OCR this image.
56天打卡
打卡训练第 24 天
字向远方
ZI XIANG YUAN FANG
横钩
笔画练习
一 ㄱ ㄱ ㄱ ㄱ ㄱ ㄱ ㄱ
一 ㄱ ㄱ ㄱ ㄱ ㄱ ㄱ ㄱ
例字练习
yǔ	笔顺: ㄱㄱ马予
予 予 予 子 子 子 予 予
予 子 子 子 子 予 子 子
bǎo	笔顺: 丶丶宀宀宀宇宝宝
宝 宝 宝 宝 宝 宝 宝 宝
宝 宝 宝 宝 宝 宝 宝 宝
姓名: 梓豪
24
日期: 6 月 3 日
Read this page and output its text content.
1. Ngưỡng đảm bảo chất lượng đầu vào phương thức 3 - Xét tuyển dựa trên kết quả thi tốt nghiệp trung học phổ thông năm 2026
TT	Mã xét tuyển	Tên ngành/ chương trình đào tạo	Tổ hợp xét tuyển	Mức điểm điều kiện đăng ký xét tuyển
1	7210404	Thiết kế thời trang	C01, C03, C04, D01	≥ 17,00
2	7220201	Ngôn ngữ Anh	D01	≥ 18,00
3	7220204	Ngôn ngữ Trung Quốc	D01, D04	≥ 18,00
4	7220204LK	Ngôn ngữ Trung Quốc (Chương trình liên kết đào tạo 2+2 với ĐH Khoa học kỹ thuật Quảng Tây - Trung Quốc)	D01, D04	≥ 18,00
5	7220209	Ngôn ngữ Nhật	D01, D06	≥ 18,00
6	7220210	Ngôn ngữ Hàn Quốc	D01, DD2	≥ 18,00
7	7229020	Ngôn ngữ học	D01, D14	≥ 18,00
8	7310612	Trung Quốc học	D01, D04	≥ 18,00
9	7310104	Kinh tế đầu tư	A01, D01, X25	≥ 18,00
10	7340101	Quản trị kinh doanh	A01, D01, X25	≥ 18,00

Your instructions —
Reproduce the material exactly, with every line intact.

Final result —
OCR this image.
56天打卡
打卡训练第 24 天
字向远方
ZI XIANG YUAN FANG
横钩
笔画练习
一 ㄱ ㄱ ㄱ ㄱ ㄱ ㄱ ㄱ
一 ㄱ ㄱ ㄱ ㄱ ㄱ ㄱ ㄱ
例字练习
yǔ	笔顺: ㄱㄱ马予
予 予 予 子 子 子 予 予
予 子 子 子 子 予 子 子
bǎo	笔顺: 丶丶宀宀宀宇宝宝
宝 宝 宝 宝 宝 宝 宝 宝
宝 宝 宝 宝 宝 宝 宝 宝
姓名: 梓豪
24
日期: 6 月 3 日
Read this page and output its text content.
1. Ngưỡng đảm bảo chất lượng đầu vào phương thức 3 - Xét tuyển dựa trên kết quả thi tốt nghiệp trung học phổ thông năm 2026
TT	Mã xét tuyển	Tên ngành/ chương trình đào tạo	Tổ hợp xét tuyển	Mức điểm điều kiện đăng ký xét tuyển
1	7210404	Thiết kế thời trang	C01, C03, C04, D01	≥ 17,00
2	7220201	Ngôn ngữ Anh	D01	≥ 18,00
3	7220204	Ngôn ngữ Trung Quốc	D01, D04	≥ 18,00
4	7220204LK	Ngôn ngữ Trung Quốc (Chương trình liên kết đào tạo 2+2 với ĐH Khoa học kỹ thuật Quảng Tây - Trung Quốc)	D01, D04	≥ 18,00
5	7220209	Ngôn ngữ Nhật	D01, D06	≥ 18,00
6	7220210	Ngôn ngữ Hàn Quốc	D01, DD2	≥ 18,00
7	7229020	Ngôn ngữ học	D01, D14	≥ 18,00
8	7310612	Trung Quốc học	D01, D04	≥ 18,00
9	7310104	Kinh tế đầu tư	A01, D01, X25	≥ 18,00
10	7340101	Quản trị kinh doanh	A01, D01, X25	≥ 18,00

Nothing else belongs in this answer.